ITEMS:

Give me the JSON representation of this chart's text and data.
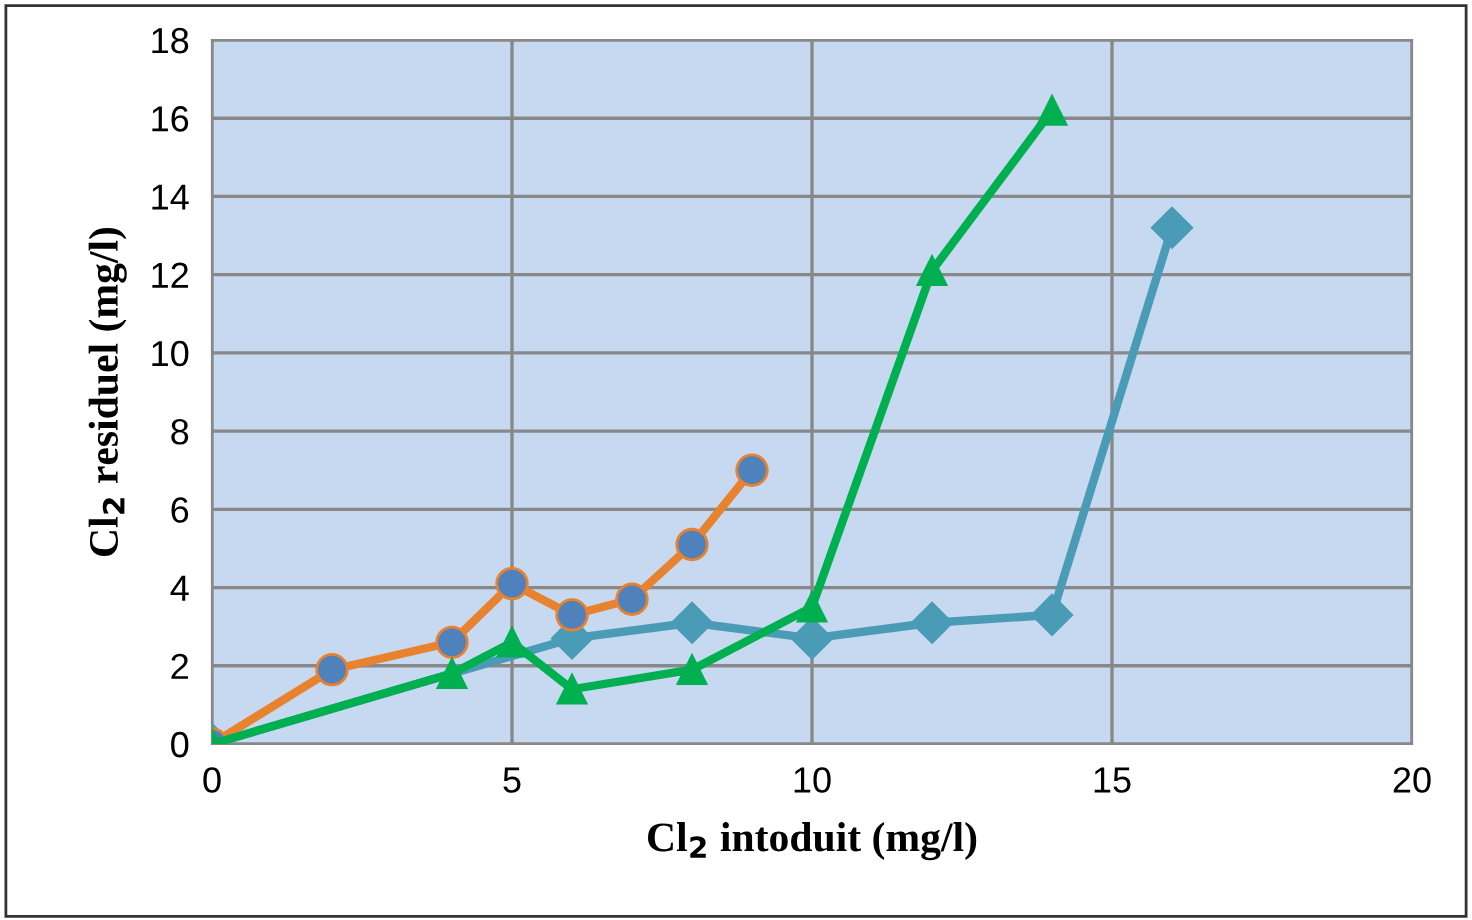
{
  "chart_data": {
    "type": "line",
    "xlabel": "Cl$_{2}$ intoduit (mg/l)",
    "ylabel": "Cl$_{2}$ residuel (mg/l)",
    "series": [
      {
        "color": "#4a9bb5",
        "marker": "diamond",
        "x": [
          0,
          6,
          8,
          10,
          12,
          14,
          16
        ],
        "values": [
          0,
          2.7,
          3.1,
          2.7,
          3.1,
          3.3,
          13.2
        ]
      },
      {
        "color": "#e8822e",
        "marker": "circle",
        "x": [
          0,
          2,
          4,
          5,
          6,
          7,
          8,
          9
        ],
        "values": [
          0,
          1.9,
          2.6,
          4.1,
          3.3,
          3.7,
          5.1,
          7.0
        ]
      },
      {
        "color": "#00b050",
        "marker": "triangle",
        "x": [
          0,
          4,
          5,
          6,
          8,
          10,
          12,
          14
        ],
        "values": [
          0,
          1.8,
          2.6,
          1.4,
          1.9,
          3.5,
          12.1,
          16.2
        ]
      }
    ],
    "xlim": [
      0,
      20
    ],
    "xticks": [
      0,
      5,
      10,
      15,
      20
    ],
    "ylim": [
      0,
      18
    ],
    "yticks": [
      0,
      2,
      4,
      6,
      8,
      10,
      12,
      14,
      16,
      18
    ],
    "grid": true,
    "legend": false,
    "line_style": "solid"
  }
}
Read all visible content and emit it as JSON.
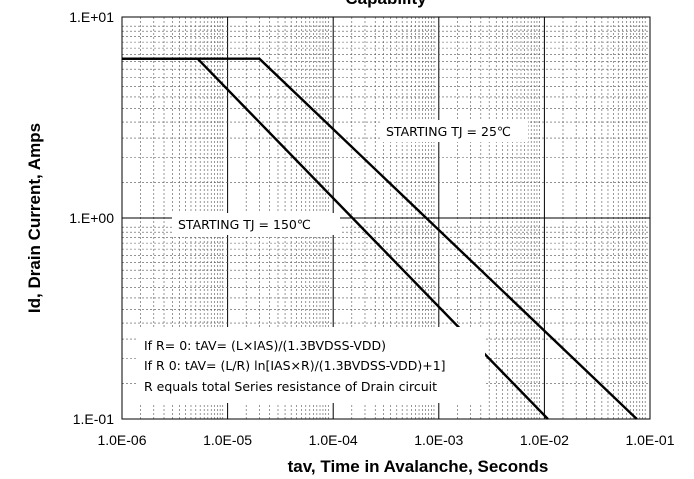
{
  "chart_data": {
    "type": "line",
    "title": "Capability",
    "xlabel": "tav, Time in Avalanche, Seconds",
    "ylabel": "Id, Drain Current, Amps",
    "x_scale": "log",
    "y_scale": "log",
    "xlim": [
      1e-06,
      0.1
    ],
    "ylim": [
      0.1,
      10
    ],
    "grid": true,
    "x_ticks": [
      "1.0E-06",
      "1.0E-05",
      "1.0E-04",
      "1.0E-03",
      "1.0E-02",
      "1.0E-01"
    ],
    "y_ticks": [
      "1.E-01",
      "1.E+00",
      "1.E+01"
    ],
    "series": [
      {
        "name": "STARTING TJ = 25℃",
        "x": [
          1e-06,
          2e-05,
          0.075
        ],
        "y": [
          6.2,
          6.2,
          0.1
        ]
      },
      {
        "name": "STARTING TJ = 150℃",
        "x": [
          1e-06,
          5.2e-06,
          0.0108
        ],
        "y": [
          6.2,
          6.2,
          0.1
        ]
      }
    ],
    "annotations": [
      "If R= 0: tAV= (L×IAS)/(1.3BVDSS-VDD)",
      "If R 0: tAV= (L/R) ln[IAS×R)/(1.3BVDSS-VDD)+1]",
      "R equals total Series resistance of Drain circuit"
    ]
  }
}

THE REQUEST: Show, from the material above, each line that includes the string "ylabel".

RESPONSE TO THE EXERCISE:
    "ylabel": "Cl$_{2}$ residuel (mg/l)",
    "ylabel": "Id, Drain Current, Amps",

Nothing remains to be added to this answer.